(OBJECTIVE) In this exercise, return the whole listing exactly, excluding any images.

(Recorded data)
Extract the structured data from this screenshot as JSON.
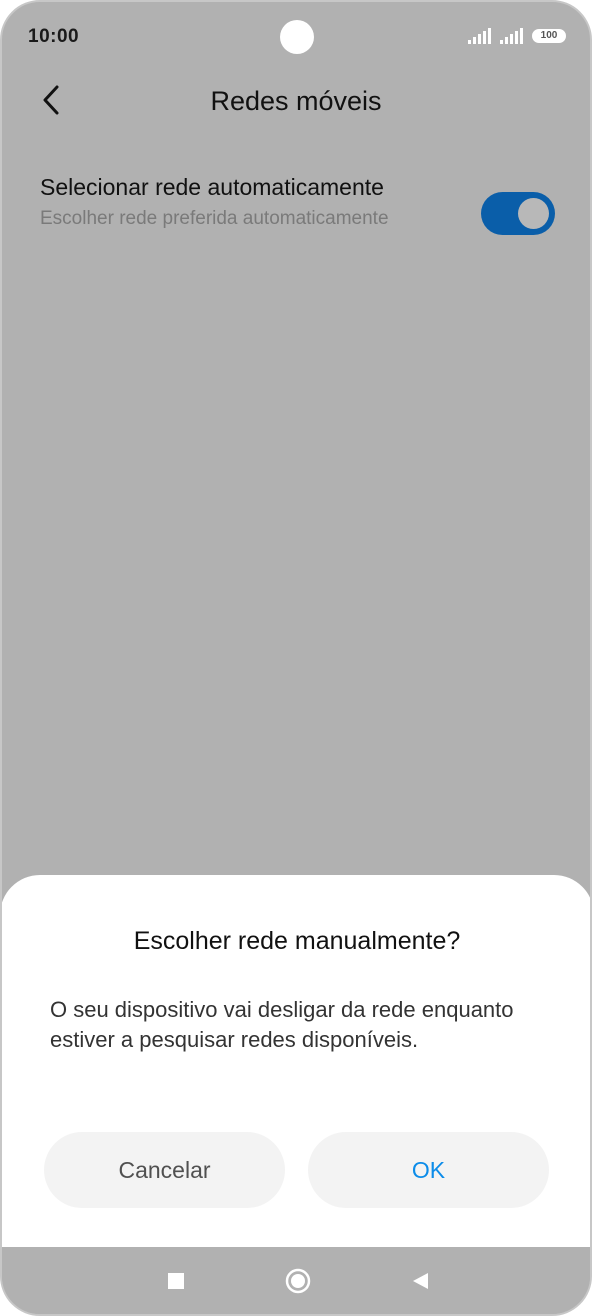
{
  "status_bar": {
    "time": "10:00",
    "battery": "100",
    "icons": [
      "signal-icon",
      "signal-icon",
      "battery-icon"
    ]
  },
  "header": {
    "title": "Redes móveis",
    "back_icon": "chevron-left-icon"
  },
  "setting": {
    "title": "Selecionar rede automaticamente",
    "subtitle": "Escolher rede preferida automaticamente",
    "toggle_on": true
  },
  "dialog": {
    "title": "Escolher rede manualmente?",
    "message": "O seu dispositivo vai desligar da rede enquanto estiver a pesquisar redes disponíveis.",
    "cancel_label": "Cancelar",
    "ok_label": "OK"
  },
  "nav_bar": {
    "icons": [
      "recents-square-icon",
      "home-circle-icon",
      "back-triangle-icon"
    ]
  },
  "colors": {
    "scrim_background": "#b1b1b1",
    "toggle_accent": "#0a5ea9",
    "ok_text": "#0c8ce9",
    "button_background": "#f3f3f3"
  }
}
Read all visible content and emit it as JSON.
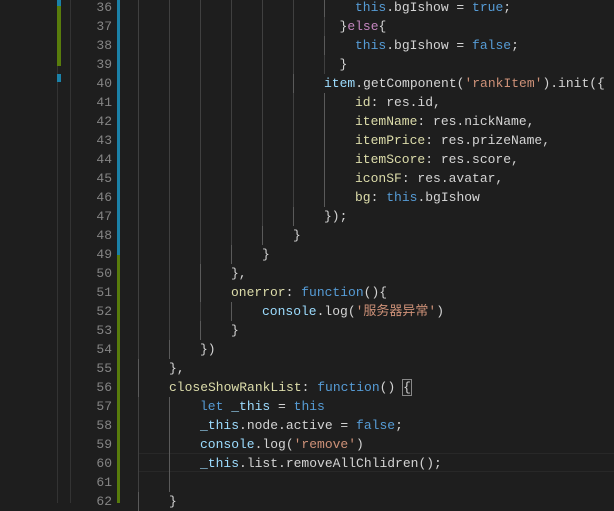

(WRITTEN RESPONSE)
Extract the structured data from this screenshot as JSON.
{
  "status_bar": {
    "time": "10:00",
    "battery": "100",
    "icons": [
      "signal-icon",
      "signal-icon",
      "battery-icon"
    ]
  },
  "header": {
    "title": "Redes móveis",
    "back_icon": "chevron-left-icon"
  },
  "setting": {
    "title": "Selecionar rede automaticamente",
    "subtitle": "Escolher rede preferida automaticamente",
    "toggle_on": true
  },
  "dialog": {
    "title": "Escolher rede manualmente?",
    "message": "O seu dispositivo vai desligar da rede enquanto estiver a pesquisar redes disponíveis.",
    "cancel_label": "Cancelar",
    "ok_label": "OK"
  },
  "nav_bar": {
    "icons": [
      "recents-square-icon",
      "home-circle-icon",
      "back-triangle-icon"
    ]
  },
  "colors": {
    "scrim_background": "#b1b1b1",
    "toggle_accent": "#0a5ea9",
    "ok_text": "#0c8ce9",
    "button_background": "#f3f3f3"
  }
}
Read all visible content and emit it as JSON.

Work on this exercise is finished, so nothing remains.